** START **
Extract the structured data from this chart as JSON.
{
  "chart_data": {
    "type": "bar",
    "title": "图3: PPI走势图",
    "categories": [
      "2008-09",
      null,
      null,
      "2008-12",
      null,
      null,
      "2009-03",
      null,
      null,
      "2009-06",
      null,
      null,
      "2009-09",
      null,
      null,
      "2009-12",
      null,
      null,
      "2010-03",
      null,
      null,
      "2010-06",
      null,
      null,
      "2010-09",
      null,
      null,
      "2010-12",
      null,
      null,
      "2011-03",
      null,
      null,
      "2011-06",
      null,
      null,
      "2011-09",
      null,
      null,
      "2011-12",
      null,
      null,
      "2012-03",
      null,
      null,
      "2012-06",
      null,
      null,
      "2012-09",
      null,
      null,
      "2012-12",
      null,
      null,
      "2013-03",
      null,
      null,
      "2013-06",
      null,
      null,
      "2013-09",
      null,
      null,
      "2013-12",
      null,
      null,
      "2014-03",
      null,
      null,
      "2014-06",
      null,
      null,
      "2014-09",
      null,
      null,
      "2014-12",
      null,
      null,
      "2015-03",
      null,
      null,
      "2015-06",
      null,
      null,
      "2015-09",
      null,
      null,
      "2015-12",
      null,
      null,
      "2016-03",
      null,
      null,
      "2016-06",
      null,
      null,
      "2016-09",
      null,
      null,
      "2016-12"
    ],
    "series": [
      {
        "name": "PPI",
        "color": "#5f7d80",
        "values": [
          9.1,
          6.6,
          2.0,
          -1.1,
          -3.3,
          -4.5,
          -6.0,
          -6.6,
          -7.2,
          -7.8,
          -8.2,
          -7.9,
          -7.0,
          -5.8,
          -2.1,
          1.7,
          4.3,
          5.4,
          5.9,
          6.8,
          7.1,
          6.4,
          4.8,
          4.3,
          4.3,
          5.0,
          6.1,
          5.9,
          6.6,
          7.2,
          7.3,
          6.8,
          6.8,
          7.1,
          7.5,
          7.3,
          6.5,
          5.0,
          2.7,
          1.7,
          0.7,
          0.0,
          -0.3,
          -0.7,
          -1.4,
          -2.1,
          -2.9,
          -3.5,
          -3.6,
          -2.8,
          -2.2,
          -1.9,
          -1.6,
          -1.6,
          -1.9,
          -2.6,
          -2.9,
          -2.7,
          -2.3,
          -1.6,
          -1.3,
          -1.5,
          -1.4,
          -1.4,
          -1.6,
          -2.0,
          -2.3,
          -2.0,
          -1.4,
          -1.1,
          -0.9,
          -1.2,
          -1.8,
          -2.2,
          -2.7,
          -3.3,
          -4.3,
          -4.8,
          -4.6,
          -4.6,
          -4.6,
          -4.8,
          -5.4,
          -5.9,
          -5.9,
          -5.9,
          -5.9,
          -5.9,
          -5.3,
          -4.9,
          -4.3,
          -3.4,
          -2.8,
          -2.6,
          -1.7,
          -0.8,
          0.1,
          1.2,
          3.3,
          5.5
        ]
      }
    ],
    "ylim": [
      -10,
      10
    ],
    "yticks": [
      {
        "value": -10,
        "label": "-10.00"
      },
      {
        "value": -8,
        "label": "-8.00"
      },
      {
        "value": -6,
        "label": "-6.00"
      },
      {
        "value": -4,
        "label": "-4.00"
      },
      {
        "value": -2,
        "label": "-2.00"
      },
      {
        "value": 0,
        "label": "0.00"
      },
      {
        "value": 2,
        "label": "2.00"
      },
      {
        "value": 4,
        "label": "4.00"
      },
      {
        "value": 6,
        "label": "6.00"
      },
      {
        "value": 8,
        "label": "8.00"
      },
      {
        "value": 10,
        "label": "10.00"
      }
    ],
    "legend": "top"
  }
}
** END **
[GIVEN EXERCISE]: The records above are to be repeated exactly, in their entirety.

[REPLY]:
Extract the structured data from this chart as JSON.
{
  "chart_data": {
    "type": "bar",
    "title": "图3: PPI走势图",
    "categories": [
      "2008-09",
      null,
      null,
      "2008-12",
      null,
      null,
      "2009-03",
      null,
      null,
      "2009-06",
      null,
      null,
      "2009-09",
      null,
      null,
      "2009-12",
      null,
      null,
      "2010-03",
      null,
      null,
      "2010-06",
      null,
      null,
      "2010-09",
      null,
      null,
      "2010-12",
      null,
      null,
      "2011-03",
      null,
      null,
      "2011-06",
      null,
      null,
      "2011-09",
      null,
      null,
      "2011-12",
      null,
      null,
      "2012-03",
      null,
      null,
      "2012-06",
      null,
      null,
      "2012-09",
      null,
      null,
      "2012-12",
      null,
      null,
      "2013-03",
      null,
      null,
      "2013-06",
      null,
      null,
      "2013-09",
      null,
      null,
      "2013-12",
      null,
      null,
      "2014-03",
      null,
      null,
      "2014-06",
      null,
      null,
      "2014-09",
      null,
      null,
      "2014-12",
      null,
      null,
      "2015-03",
      null,
      null,
      "2015-06",
      null,
      null,
      "2015-09",
      null,
      null,
      "2015-12",
      null,
      null,
      "2016-03",
      null,
      null,
      "2016-06",
      null,
      null,
      "2016-09",
      null,
      null,
      "2016-12"
    ],
    "series": [
      {
        "name": "PPI",
        "color": "#5f7d80",
        "values": [
          9.1,
          6.6,
          2.0,
          -1.1,
          -3.3,
          -4.5,
          -6.0,
          -6.6,
          -7.2,
          -7.8,
          -8.2,
          -7.9,
          -7.0,
          -5.8,
          -2.1,
          1.7,
          4.3,
          5.4,
          5.9,
          6.8,
          7.1,
          6.4,
          4.8,
          4.3,
          4.3,
          5.0,
          6.1,
          5.9,
          6.6,
          7.2,
          7.3,
          6.8,
          6.8,
          7.1,
          7.5,
          7.3,
          6.5,
          5.0,
          2.7,
          1.7,
          0.7,
          0.0,
          -0.3,
          -0.7,
          -1.4,
          -2.1,
          -2.9,
          -3.5,
          -3.6,
          -2.8,
          -2.2,
          -1.9,
          -1.6,
          -1.6,
          -1.9,
          -2.6,
          -2.9,
          -2.7,
          -2.3,
          -1.6,
          -1.3,
          -1.5,
          -1.4,
          -1.4,
          -1.6,
          -2.0,
          -2.3,
          -2.0,
          -1.4,
          -1.1,
          -0.9,
          -1.2,
          -1.8,
          -2.2,
          -2.7,
          -3.3,
          -4.3,
          -4.8,
          -4.6,
          -4.6,
          -4.6,
          -4.8,
          -5.4,
          -5.9,
          -5.9,
          -5.9,
          -5.9,
          -5.9,
          -5.3,
          -4.9,
          -4.3,
          -3.4,
          -2.8,
          -2.6,
          -1.7,
          -0.8,
          0.1,
          1.2,
          3.3,
          5.5
        ]
      }
    ],
    "ylim": [
      -10,
      10
    ],
    "yticks": [
      {
        "value": -10,
        "label": "-10.00"
      },
      {
        "value": -8,
        "label": "-8.00"
      },
      {
        "value": -6,
        "label": "-6.00"
      },
      {
        "value": -4,
        "label": "-4.00"
      },
      {
        "value": -2,
        "label": "-2.00"
      },
      {
        "value": 0,
        "label": "0.00"
      },
      {
        "value": 2,
        "label": "2.00"
      },
      {
        "value": 4,
        "label": "4.00"
      },
      {
        "value": 6,
        "label": "6.00"
      },
      {
        "value": 8,
        "label": "8.00"
      },
      {
        "value": 10,
        "label": "10.00"
      }
    ],
    "legend": "top"
  }
}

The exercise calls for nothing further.